Problem description → Show every line in the records below that contains the word "orientation".

— START Data rows —

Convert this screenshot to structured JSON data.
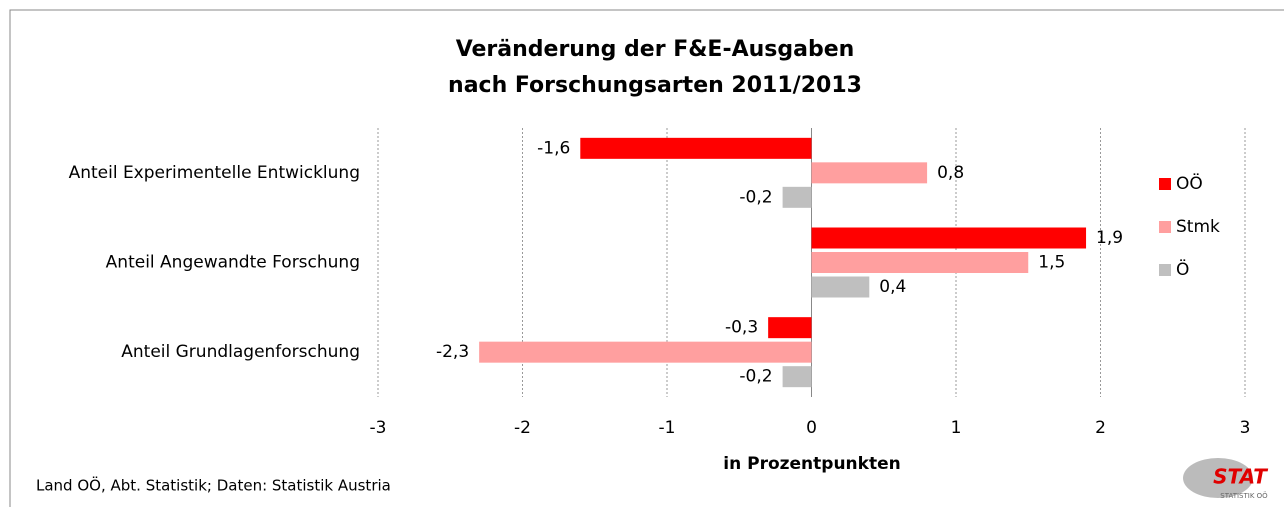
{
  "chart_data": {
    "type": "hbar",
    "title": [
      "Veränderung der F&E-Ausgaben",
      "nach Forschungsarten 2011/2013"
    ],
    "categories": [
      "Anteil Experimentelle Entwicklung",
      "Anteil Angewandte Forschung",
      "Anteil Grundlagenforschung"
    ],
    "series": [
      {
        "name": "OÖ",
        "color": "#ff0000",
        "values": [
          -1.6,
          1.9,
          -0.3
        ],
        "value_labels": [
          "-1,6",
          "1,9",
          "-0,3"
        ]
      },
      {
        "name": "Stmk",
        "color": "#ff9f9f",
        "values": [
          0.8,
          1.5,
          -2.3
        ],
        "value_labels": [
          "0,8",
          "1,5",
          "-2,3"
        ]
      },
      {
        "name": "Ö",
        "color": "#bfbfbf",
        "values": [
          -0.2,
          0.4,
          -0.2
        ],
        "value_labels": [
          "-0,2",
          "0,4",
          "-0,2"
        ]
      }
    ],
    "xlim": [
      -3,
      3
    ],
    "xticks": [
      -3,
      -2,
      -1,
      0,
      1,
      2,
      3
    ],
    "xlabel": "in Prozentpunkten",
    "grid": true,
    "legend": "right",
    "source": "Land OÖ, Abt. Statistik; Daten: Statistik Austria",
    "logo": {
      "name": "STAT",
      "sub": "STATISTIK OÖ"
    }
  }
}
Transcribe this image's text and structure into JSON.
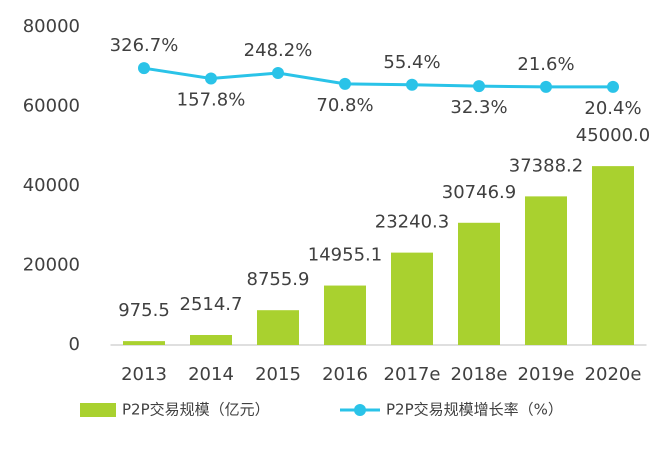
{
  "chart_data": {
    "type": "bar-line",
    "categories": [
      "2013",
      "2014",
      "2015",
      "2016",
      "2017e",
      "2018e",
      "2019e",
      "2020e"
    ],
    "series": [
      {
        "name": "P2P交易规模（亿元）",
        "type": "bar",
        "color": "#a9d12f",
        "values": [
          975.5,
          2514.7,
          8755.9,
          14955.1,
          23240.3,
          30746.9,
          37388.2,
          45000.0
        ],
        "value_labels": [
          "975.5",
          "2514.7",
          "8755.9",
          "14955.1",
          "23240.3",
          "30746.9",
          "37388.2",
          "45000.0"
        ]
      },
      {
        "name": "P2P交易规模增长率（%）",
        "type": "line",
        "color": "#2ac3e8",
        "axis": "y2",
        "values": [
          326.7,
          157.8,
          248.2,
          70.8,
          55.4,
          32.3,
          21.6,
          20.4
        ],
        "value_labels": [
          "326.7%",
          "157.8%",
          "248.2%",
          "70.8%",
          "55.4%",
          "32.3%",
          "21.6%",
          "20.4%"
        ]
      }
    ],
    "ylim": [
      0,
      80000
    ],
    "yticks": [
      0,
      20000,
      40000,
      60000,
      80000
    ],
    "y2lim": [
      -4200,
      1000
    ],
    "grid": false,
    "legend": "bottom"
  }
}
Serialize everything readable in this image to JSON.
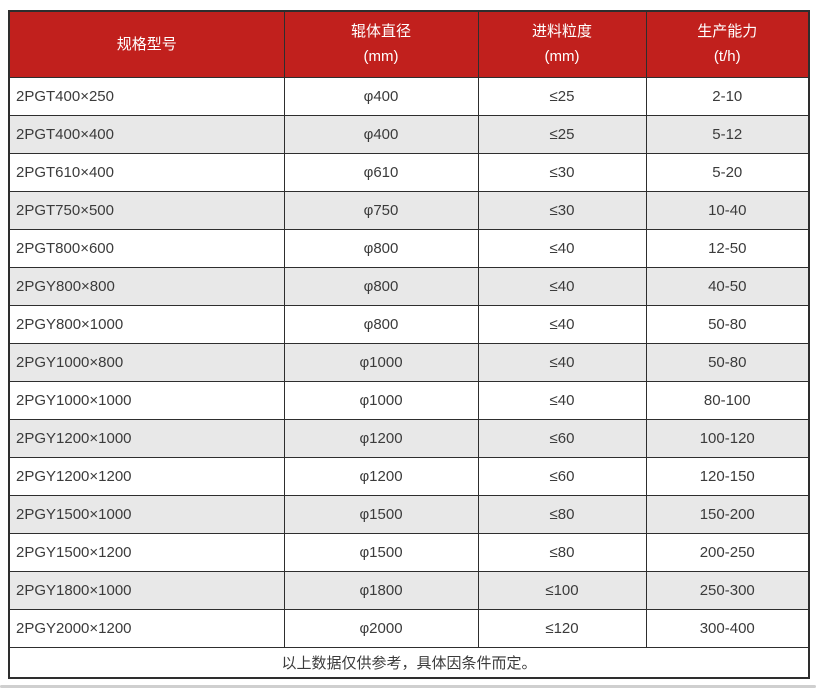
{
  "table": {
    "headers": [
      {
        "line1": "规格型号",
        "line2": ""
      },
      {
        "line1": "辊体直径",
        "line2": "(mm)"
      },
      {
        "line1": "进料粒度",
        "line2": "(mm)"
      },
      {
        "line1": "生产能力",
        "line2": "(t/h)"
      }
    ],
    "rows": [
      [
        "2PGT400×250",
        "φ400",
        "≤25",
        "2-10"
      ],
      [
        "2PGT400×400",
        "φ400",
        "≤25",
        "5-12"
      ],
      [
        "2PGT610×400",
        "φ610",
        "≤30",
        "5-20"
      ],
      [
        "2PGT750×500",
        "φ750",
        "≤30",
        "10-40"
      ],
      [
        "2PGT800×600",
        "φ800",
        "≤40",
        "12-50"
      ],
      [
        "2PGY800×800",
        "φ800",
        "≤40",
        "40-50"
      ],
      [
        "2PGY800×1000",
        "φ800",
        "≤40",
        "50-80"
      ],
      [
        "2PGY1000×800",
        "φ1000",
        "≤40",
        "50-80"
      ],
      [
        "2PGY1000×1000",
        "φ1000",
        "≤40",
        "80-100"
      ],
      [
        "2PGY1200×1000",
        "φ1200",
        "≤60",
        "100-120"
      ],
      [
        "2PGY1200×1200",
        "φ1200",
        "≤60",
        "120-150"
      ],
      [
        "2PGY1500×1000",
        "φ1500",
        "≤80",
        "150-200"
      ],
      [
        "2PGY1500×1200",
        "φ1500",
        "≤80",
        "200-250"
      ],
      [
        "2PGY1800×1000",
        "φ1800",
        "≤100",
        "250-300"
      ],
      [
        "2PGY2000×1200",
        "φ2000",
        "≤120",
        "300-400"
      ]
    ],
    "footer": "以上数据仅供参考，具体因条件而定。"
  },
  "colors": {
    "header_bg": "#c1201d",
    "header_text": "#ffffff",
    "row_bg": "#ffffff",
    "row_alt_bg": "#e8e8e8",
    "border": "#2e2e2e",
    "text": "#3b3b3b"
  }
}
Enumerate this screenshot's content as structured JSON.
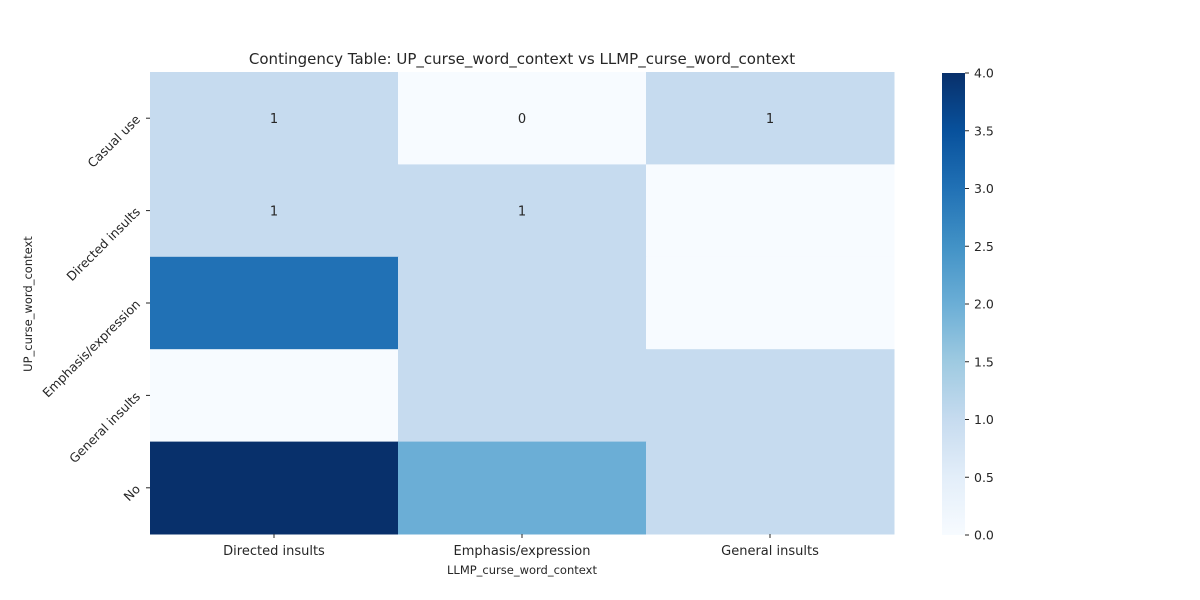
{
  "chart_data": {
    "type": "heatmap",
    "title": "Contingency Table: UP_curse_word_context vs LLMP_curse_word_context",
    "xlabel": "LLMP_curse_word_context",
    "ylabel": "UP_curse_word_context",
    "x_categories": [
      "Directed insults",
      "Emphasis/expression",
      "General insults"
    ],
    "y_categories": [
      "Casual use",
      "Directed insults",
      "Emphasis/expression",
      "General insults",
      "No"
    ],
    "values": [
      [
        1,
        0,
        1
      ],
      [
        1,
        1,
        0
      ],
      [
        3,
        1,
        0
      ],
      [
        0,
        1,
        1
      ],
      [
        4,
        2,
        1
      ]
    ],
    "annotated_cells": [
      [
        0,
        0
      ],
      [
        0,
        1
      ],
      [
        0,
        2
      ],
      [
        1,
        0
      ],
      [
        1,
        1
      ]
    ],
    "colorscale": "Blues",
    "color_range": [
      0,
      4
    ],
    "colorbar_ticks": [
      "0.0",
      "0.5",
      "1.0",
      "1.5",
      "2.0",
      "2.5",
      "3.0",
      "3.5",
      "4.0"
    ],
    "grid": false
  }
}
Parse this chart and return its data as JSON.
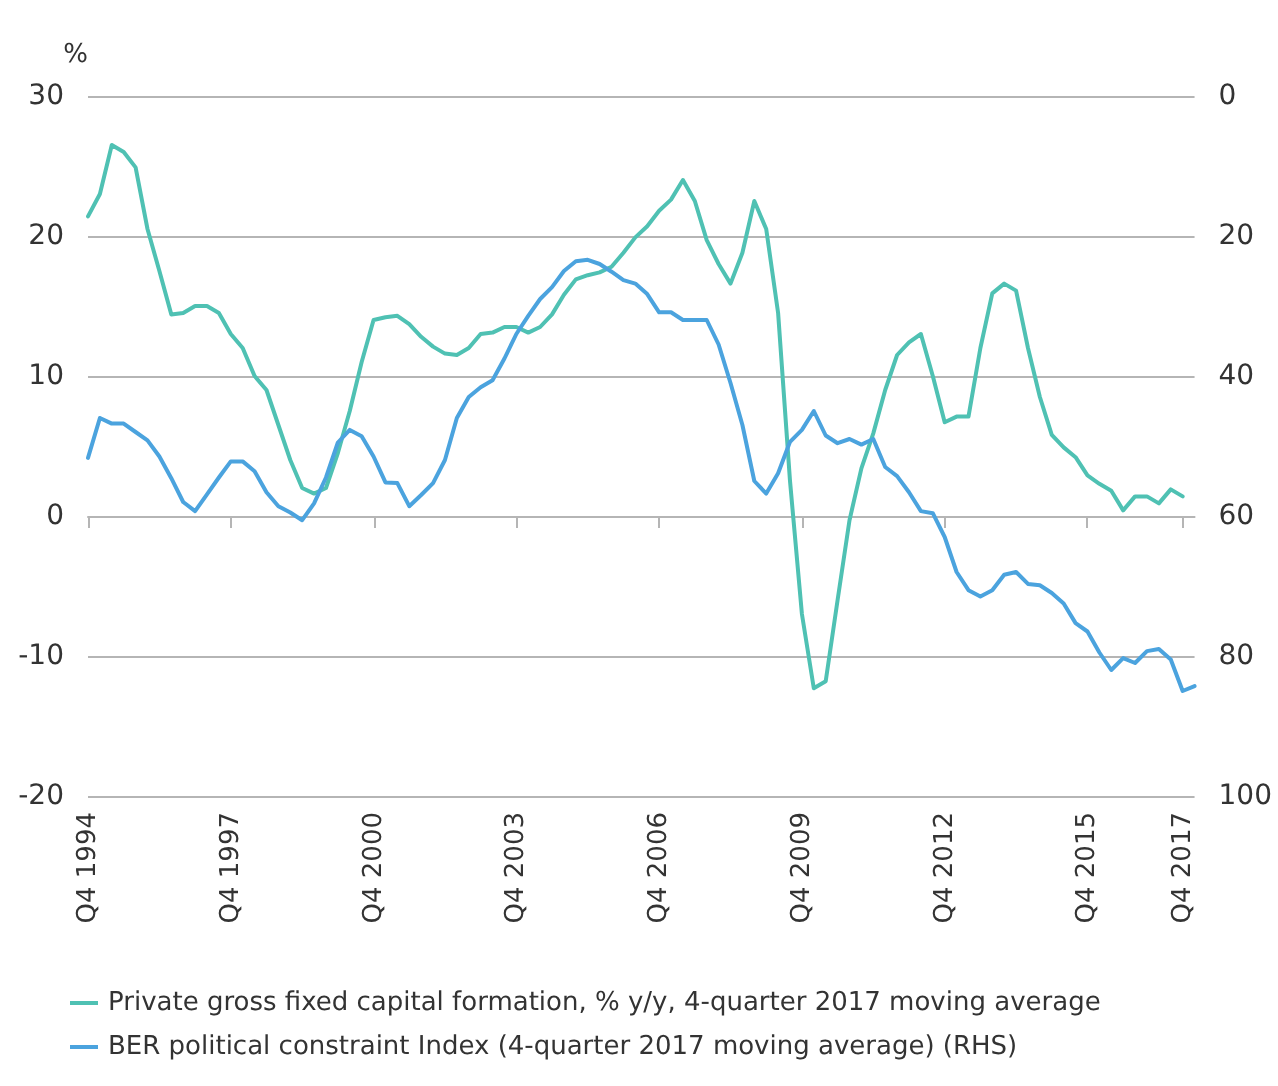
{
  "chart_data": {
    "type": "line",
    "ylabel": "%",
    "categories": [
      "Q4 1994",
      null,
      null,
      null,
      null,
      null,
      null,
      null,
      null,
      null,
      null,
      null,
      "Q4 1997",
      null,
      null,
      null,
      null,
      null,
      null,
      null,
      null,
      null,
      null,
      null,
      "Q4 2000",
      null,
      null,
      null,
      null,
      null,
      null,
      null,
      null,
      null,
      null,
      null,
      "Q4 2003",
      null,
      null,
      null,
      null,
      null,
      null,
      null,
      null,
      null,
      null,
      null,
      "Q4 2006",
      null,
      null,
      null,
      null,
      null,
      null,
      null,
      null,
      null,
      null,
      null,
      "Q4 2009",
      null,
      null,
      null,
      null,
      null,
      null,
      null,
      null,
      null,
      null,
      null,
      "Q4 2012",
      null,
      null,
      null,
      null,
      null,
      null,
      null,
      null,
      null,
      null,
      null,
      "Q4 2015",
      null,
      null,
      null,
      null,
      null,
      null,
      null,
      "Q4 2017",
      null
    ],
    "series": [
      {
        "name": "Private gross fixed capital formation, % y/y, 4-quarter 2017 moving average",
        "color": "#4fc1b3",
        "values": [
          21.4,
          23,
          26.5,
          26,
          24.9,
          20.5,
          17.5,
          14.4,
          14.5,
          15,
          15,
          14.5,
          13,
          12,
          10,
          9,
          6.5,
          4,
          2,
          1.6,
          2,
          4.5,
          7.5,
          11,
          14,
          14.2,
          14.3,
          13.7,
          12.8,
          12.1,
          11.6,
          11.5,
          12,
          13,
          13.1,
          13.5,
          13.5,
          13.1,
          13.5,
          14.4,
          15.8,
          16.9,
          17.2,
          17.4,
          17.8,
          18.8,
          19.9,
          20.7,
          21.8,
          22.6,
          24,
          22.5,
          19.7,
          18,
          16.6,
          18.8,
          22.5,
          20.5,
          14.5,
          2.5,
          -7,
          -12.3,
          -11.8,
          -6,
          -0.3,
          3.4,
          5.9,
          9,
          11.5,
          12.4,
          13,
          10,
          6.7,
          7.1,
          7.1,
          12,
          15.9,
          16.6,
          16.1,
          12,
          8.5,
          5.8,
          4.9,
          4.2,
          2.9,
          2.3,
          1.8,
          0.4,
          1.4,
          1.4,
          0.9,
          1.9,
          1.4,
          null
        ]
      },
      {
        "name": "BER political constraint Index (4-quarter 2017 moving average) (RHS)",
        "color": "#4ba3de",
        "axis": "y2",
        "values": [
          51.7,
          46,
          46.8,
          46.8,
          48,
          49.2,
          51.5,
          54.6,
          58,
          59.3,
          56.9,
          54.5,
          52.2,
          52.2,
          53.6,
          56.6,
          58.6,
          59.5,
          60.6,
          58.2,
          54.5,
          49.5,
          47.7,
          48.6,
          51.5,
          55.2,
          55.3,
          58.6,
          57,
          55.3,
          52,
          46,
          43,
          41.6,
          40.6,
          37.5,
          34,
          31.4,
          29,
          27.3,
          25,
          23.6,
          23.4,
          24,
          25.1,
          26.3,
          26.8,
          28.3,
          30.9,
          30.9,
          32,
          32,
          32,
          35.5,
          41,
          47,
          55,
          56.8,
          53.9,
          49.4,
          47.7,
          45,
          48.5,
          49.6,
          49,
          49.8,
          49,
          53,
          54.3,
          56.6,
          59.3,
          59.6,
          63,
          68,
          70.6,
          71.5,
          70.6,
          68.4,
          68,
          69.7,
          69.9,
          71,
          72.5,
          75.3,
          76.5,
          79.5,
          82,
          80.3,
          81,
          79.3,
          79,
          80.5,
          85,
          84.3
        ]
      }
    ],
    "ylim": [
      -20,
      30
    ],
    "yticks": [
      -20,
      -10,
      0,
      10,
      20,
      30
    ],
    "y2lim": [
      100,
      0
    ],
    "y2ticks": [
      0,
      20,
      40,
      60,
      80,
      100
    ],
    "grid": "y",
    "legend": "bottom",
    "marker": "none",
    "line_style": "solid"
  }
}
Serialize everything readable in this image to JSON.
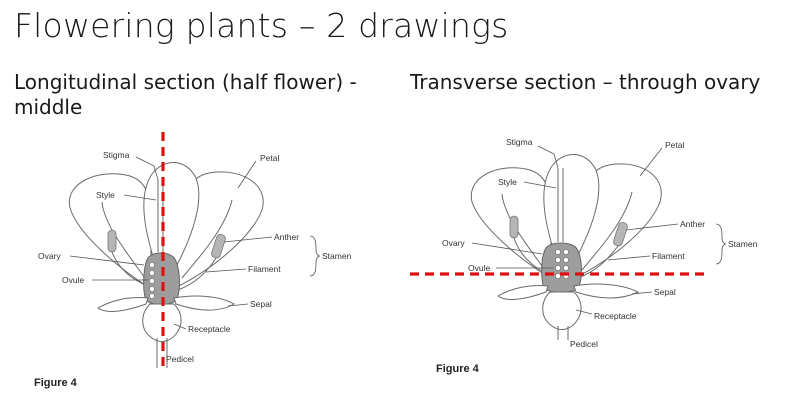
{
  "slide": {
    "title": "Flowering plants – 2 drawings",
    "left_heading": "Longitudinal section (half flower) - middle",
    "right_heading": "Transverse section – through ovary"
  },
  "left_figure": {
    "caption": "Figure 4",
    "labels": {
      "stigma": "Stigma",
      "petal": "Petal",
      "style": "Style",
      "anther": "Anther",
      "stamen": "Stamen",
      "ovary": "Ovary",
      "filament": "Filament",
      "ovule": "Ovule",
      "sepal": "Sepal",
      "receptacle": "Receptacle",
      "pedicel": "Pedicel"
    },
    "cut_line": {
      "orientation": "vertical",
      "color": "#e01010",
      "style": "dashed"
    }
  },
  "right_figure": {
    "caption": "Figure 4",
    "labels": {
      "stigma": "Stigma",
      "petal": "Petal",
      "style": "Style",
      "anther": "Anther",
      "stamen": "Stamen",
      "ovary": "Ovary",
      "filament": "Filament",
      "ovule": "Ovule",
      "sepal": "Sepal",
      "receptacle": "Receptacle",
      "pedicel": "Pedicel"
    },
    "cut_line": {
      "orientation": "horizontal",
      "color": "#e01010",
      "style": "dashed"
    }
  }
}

— END Data rows —

Task answer →
      "orientation": "vertical",
      "orientation": "horizontal",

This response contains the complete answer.